- [Extracted data entries]
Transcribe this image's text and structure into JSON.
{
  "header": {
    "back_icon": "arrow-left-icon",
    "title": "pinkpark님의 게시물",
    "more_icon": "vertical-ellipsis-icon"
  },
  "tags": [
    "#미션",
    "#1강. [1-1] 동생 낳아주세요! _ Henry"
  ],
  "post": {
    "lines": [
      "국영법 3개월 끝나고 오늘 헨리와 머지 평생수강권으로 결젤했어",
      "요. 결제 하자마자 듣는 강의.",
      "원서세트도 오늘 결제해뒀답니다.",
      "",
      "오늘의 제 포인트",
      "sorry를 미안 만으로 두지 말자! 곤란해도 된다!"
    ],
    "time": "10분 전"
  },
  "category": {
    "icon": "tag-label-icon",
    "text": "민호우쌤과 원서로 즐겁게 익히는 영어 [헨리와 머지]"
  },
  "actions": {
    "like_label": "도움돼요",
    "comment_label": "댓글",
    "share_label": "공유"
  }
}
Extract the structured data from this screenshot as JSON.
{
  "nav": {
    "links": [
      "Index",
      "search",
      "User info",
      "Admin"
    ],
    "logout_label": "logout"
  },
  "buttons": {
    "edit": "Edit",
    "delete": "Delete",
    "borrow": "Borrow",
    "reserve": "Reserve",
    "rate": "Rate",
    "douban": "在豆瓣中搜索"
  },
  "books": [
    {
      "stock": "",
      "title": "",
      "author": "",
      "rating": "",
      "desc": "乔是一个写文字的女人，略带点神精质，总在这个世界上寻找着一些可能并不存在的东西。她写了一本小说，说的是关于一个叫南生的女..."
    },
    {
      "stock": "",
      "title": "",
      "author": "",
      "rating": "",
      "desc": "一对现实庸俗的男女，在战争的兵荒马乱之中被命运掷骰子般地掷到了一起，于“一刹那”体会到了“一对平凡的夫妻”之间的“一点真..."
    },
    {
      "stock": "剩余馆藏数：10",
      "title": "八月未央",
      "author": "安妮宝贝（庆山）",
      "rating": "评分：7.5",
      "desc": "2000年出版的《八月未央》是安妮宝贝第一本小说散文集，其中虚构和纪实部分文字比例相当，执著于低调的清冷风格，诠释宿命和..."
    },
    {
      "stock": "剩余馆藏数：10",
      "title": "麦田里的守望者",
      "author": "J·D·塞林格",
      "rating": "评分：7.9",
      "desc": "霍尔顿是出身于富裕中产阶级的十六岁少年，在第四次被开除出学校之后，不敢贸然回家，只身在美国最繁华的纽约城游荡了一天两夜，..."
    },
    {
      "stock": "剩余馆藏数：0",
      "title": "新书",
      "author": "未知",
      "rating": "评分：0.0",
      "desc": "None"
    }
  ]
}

- [What is required] Your task is to reproduce the whole listing exactly.

- [Exercise solution]
Transcribe this image's text and structure into JSON.
{
  "header": {
    "back_icon": "arrow-left-icon",
    "title": "pinkpark님의 게시물",
    "more_icon": "vertical-ellipsis-icon"
  },
  "tags": [
    "#미션",
    "#1강. [1-1] 동생 낳아주세요! _ Henry"
  ],
  "post": {
    "lines": [
      "국영법 3개월 끝나고 오늘 헨리와 머지 평생수강권으로 결젤했어",
      "요. 결제 하자마자 듣는 강의.",
      "원서세트도 오늘 결제해뒀답니다.",
      "",
      "오늘의 제 포인트",
      "sorry를 미안 만으로 두지 말자! 곤란해도 된다!"
    ],
    "time": "10분 전"
  },
  "category": {
    "icon": "tag-label-icon",
    "text": "민호우쌤과 원서로 즐겁게 익히는 영어 [헨리와 머지]"
  },
  "actions": {
    "like_label": "도움돼요",
    "comment_label": "댓글",
    "share_label": "공유"
  }
}
Extract the structured data from this screenshot as JSON.
{
  "nav": {
    "links": [
      "Index",
      "search",
      "User info",
      "Admin"
    ],
    "logout_label": "logout"
  },
  "buttons": {
    "edit": "Edit",
    "delete": "Delete",
    "borrow": "Borrow",
    "reserve": "Reserve",
    "rate": "Rate",
    "douban": "在豆瓣中搜索"
  },
  "books": [
    {
      "stock": "",
      "title": "",
      "author": "",
      "rating": "",
      "desc": "乔是一个写文字的女人，略带点神精质，总在这个世界上寻找着一些可能并不存在的东西。她写了一本小说，说的是关于一个叫南生的女..."
    },
    {
      "stock": "",
      "title": "",
      "author": "",
      "rating": "",
      "desc": "一对现实庸俗的男女，在战争的兵荒马乱之中被命运掷骰子般地掷到了一起，于“一刹那”体会到了“一对平凡的夫妻”之间的“一点真..."
    },
    {
      "stock": "剩余馆藏数：10",
      "title": "八月未央",
      "author": "安妮宝贝（庆山）",
      "rating": "评分：7.5",
      "desc": "2000年出版的《八月未央》是安妮宝贝第一本小说散文集，其中虚构和纪实部分文字比例相当，执著于低调的清冷风格，诠释宿命和..."
    },
    {
      "stock": "剩余馆藏数：10",
      "title": "麦田里的守望者",
      "author": "J·D·塞林格",
      "rating": "评分：7.9",
      "desc": "霍尔顿是出身于富裕中产阶级的十六岁少年，在第四次被开除出学校之后，不敢贸然回家，只身在美国最繁华的纽约城游荡了一天两夜，..."
    },
    {
      "stock": "剩余馆藏数：0",
      "title": "新书",
      "author": "未知",
      "rating": "评分：0.0",
      "desc": "None"
    }
  ]
}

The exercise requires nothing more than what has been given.